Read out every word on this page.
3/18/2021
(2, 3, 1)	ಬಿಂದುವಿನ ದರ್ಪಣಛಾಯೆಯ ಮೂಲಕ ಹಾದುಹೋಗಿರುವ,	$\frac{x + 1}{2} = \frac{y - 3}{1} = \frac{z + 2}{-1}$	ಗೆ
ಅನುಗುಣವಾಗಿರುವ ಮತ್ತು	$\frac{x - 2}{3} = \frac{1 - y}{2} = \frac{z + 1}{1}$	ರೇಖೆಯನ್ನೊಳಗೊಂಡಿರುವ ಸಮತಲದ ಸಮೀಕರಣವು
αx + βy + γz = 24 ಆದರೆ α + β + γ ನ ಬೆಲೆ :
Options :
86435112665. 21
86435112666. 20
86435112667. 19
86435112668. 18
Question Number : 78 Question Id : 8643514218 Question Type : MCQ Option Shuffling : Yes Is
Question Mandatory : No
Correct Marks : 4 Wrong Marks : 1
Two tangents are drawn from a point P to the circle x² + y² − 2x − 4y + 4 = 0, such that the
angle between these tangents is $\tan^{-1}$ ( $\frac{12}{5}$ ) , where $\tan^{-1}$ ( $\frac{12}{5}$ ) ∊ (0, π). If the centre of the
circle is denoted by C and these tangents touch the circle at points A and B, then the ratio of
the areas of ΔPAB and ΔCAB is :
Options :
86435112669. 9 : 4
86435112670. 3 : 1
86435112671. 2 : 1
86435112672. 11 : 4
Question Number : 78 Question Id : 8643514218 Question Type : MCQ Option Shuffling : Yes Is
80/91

**SET TASK:**
Using the records above, select and copy every line that has the word "frac".

**RESULT OF THIS TASK:**
(2, 3, 1)	ಬಿಂದುವಿನ ದರ್ಪಣಛಾಯೆಯ ಮೂಲಕ ಹಾದುಹೋಗಿರುವ,	$\frac{x + 1}{2} = \frac{y - 3}{1} = \frac{z + 2}{-1}$	ಗೆ
ಅನುಗುಣವಾಗಿರುವ ಮತ್ತು	$\frac{x - 2}{3} = \frac{1 - y}{2} = \frac{z + 1}{1}$	ರೇಖೆಯನ್ನೊಳಗೊಂಡಿರುವ ಸಮತಲದ ಸಮೀಕರಣವು
angle between these tangents is $\tan^{-1}$ ( $\frac{12}{5}$ ) , where $\tan^{-1}$ ( $\frac{12}{5}$ ) ∊ (0, π). If the centre of the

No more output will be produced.